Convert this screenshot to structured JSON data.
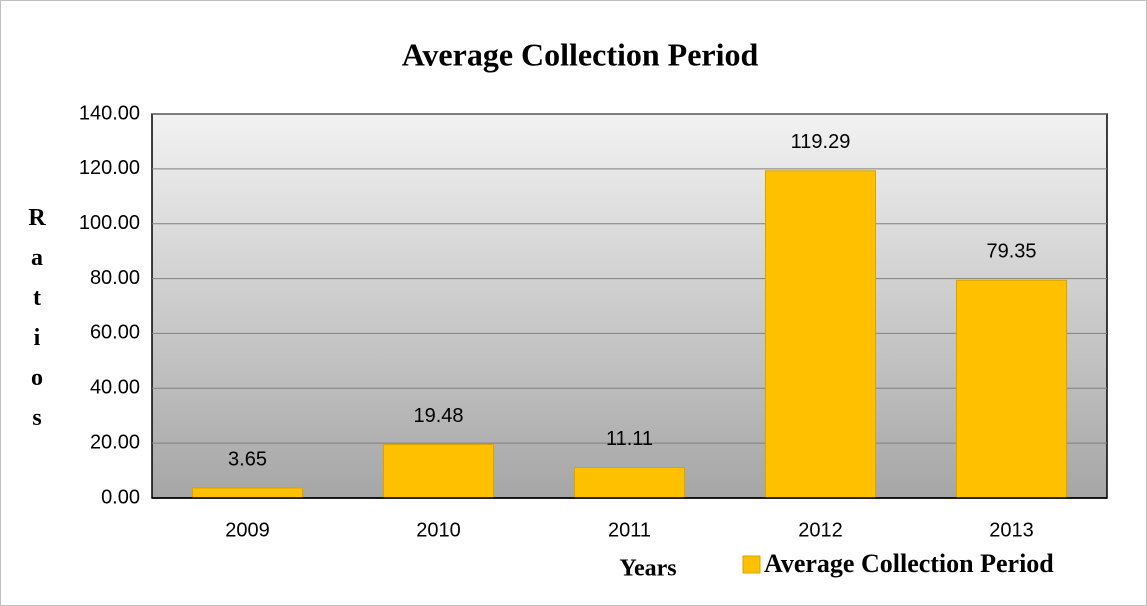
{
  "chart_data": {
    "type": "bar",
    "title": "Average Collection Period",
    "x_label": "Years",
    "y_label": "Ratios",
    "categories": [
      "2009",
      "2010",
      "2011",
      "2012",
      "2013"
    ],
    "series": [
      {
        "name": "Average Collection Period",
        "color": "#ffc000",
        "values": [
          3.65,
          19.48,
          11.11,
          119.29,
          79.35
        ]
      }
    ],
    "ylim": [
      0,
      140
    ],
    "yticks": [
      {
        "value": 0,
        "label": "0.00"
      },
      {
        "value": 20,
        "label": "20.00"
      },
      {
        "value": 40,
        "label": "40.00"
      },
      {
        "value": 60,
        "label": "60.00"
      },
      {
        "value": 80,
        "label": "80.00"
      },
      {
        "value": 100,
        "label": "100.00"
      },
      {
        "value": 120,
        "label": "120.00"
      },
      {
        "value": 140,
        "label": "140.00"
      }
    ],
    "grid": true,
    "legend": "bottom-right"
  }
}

#####

> [GIVEN REQUEST]: All preceding records should be duplicated verbatim, images excepted.

> [OUTPUT]:
Convert this screenshot to structured JSON data.
{
  "chart_data": {
    "type": "bar",
    "title": "Average Collection Period",
    "x_label": "Years",
    "y_label": "Ratios",
    "categories": [
      "2009",
      "2010",
      "2011",
      "2012",
      "2013"
    ],
    "series": [
      {
        "name": "Average Collection Period",
        "color": "#ffc000",
        "values": [
          3.65,
          19.48,
          11.11,
          119.29,
          79.35
        ]
      }
    ],
    "ylim": [
      0,
      140
    ],
    "yticks": [
      {
        "value": 0,
        "label": "0.00"
      },
      {
        "value": 20,
        "label": "20.00"
      },
      {
        "value": 40,
        "label": "40.00"
      },
      {
        "value": 60,
        "label": "60.00"
      },
      {
        "value": 80,
        "label": "80.00"
      },
      {
        "value": 100,
        "label": "100.00"
      },
      {
        "value": 120,
        "label": "120.00"
      },
      {
        "value": 140,
        "label": "140.00"
      }
    ],
    "grid": true,
    "legend": "bottom-right"
  }
}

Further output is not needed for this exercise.